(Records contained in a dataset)
/---
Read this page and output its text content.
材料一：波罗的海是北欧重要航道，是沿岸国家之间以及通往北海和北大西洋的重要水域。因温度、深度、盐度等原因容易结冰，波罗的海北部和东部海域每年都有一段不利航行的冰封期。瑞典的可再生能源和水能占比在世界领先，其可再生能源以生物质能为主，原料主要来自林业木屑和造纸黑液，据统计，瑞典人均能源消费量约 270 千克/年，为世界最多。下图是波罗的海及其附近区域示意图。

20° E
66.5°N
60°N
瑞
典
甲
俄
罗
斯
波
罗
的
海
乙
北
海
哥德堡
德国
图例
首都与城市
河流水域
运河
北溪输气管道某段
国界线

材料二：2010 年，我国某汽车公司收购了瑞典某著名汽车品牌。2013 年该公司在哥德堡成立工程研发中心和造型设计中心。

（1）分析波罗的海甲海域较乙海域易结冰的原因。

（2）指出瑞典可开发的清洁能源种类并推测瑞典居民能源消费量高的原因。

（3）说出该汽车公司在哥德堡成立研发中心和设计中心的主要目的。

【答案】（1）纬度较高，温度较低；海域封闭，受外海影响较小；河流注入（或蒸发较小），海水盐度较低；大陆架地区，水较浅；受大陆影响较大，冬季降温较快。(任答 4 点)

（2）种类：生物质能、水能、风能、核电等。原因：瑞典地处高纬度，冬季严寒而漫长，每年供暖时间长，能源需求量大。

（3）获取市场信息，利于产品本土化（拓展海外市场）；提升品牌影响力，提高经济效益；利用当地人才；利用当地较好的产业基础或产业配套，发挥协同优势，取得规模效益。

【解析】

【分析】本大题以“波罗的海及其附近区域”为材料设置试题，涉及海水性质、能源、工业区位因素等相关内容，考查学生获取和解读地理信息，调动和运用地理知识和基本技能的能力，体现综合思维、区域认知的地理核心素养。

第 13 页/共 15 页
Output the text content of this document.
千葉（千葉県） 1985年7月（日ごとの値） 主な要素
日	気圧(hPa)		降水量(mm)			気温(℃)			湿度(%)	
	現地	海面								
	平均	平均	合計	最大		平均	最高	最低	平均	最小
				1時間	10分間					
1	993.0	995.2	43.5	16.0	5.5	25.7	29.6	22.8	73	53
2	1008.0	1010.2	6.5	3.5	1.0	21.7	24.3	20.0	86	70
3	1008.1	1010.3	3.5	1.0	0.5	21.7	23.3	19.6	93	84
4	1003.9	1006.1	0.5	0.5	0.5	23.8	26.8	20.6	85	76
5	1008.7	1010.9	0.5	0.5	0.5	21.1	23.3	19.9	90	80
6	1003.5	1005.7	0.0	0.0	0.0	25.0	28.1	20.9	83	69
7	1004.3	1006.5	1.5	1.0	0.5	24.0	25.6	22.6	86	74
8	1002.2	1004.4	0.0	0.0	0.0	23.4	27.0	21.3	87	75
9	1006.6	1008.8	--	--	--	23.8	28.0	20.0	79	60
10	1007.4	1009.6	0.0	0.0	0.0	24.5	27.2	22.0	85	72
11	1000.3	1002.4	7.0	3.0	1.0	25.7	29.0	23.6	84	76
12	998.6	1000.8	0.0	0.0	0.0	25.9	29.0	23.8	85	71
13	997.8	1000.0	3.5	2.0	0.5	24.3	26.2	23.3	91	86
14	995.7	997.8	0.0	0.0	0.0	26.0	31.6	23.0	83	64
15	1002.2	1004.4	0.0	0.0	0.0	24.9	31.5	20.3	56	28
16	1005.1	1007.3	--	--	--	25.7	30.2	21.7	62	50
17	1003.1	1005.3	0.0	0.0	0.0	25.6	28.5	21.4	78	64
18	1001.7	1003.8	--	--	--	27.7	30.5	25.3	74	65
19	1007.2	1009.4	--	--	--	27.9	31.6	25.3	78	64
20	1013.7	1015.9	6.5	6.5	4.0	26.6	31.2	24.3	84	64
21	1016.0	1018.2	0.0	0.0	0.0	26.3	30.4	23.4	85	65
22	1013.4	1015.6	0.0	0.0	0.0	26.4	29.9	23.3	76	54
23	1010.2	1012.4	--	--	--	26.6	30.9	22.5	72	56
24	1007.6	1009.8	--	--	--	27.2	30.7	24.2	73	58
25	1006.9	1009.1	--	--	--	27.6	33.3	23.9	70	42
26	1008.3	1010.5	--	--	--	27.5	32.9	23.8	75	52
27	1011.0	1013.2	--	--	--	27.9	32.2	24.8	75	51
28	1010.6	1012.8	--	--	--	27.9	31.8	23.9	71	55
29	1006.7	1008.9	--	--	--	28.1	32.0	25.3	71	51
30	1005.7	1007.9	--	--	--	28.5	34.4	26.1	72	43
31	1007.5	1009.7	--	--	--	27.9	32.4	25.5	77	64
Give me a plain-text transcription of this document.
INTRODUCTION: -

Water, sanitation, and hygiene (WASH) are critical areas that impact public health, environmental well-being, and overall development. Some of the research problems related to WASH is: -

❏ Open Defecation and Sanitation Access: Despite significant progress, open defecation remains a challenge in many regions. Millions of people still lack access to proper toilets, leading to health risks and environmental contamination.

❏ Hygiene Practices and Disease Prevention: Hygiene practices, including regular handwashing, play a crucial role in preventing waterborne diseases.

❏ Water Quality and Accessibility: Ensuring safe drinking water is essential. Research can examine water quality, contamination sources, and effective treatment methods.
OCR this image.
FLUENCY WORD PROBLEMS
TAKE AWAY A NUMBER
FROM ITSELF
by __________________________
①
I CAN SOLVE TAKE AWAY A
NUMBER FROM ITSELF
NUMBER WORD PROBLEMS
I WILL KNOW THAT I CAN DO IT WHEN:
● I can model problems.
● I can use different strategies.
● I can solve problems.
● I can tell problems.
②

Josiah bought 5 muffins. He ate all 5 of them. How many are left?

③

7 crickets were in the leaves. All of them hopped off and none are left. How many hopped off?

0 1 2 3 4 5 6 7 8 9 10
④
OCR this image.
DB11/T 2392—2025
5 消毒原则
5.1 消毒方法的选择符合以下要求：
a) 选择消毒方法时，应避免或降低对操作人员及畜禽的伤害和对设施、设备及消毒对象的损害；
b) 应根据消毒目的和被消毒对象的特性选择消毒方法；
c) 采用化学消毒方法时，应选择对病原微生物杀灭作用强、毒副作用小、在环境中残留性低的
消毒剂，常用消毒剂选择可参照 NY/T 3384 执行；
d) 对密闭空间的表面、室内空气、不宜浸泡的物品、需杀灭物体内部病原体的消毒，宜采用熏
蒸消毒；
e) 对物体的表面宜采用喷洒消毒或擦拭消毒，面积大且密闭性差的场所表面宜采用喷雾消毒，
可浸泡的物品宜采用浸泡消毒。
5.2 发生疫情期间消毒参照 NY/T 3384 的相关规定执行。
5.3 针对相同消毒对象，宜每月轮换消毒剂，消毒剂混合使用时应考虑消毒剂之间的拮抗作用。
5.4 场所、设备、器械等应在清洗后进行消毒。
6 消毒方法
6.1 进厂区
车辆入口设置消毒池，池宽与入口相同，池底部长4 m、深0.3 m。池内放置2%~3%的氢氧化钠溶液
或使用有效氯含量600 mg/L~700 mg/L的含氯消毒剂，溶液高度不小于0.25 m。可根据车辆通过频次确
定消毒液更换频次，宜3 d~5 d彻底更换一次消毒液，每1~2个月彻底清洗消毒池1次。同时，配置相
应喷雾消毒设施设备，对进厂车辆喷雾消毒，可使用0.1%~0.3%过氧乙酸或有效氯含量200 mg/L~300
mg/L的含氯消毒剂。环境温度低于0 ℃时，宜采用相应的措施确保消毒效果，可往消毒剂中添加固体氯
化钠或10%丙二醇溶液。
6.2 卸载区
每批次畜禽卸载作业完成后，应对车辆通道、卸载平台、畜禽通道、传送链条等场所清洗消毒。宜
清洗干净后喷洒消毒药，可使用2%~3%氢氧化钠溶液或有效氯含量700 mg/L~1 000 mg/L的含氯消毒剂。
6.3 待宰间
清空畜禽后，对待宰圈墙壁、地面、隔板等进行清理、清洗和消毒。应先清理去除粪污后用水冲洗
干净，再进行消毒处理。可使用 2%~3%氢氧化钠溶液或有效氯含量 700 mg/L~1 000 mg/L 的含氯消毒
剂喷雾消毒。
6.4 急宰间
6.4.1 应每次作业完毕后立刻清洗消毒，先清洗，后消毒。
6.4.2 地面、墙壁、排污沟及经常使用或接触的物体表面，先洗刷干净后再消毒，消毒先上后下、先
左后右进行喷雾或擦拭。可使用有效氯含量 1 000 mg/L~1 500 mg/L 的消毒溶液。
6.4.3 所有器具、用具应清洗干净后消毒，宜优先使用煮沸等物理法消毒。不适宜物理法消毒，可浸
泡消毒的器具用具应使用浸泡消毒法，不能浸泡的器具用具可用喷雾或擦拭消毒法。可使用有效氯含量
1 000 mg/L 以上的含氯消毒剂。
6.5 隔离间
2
\---
• What is expected:
Check every line of the listing for the string "L的含氯消毒剂" and report how many lines have it, as a number alone.

• Output for this task:
3